INSTRUCTION =>
Only the lines holding the string "Retém" are needed. Copy each one.

MATERIAL PROVIDED =>
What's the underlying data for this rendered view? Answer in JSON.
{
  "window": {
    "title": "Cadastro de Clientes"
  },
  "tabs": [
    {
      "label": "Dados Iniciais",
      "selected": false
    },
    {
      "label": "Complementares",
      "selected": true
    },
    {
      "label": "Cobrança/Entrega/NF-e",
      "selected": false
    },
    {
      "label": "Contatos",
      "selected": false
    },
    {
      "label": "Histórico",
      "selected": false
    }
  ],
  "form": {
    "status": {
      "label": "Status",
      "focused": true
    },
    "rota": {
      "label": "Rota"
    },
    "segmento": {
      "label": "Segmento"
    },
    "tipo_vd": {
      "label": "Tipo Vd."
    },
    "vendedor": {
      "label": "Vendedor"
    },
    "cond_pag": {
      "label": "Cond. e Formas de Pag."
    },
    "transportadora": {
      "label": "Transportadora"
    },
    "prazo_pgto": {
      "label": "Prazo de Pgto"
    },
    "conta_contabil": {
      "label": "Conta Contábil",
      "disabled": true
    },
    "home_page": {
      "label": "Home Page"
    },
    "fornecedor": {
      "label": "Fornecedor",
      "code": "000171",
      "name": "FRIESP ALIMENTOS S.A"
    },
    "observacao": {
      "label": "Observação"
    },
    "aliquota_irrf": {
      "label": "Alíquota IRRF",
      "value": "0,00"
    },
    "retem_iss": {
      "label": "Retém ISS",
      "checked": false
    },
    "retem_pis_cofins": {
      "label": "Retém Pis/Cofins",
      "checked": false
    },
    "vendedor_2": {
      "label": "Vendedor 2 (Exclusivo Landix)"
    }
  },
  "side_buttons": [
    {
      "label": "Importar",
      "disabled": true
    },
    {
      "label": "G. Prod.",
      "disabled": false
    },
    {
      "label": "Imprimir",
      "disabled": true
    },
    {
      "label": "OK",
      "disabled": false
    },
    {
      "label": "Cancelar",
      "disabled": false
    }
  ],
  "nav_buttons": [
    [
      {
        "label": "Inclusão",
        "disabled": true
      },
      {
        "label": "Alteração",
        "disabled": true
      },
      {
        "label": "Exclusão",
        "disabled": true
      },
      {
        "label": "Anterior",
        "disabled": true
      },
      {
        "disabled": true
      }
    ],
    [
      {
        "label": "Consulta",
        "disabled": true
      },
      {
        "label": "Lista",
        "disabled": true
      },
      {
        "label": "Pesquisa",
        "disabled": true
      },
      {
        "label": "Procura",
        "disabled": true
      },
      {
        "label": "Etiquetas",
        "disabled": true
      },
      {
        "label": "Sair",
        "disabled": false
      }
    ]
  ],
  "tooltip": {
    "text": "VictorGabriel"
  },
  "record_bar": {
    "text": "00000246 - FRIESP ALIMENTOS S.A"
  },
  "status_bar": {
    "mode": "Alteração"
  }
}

SOLUTION TO THE PROBLEM =>
      "label": "Retém ISS",
      "label": "Retém Pis/Cofins",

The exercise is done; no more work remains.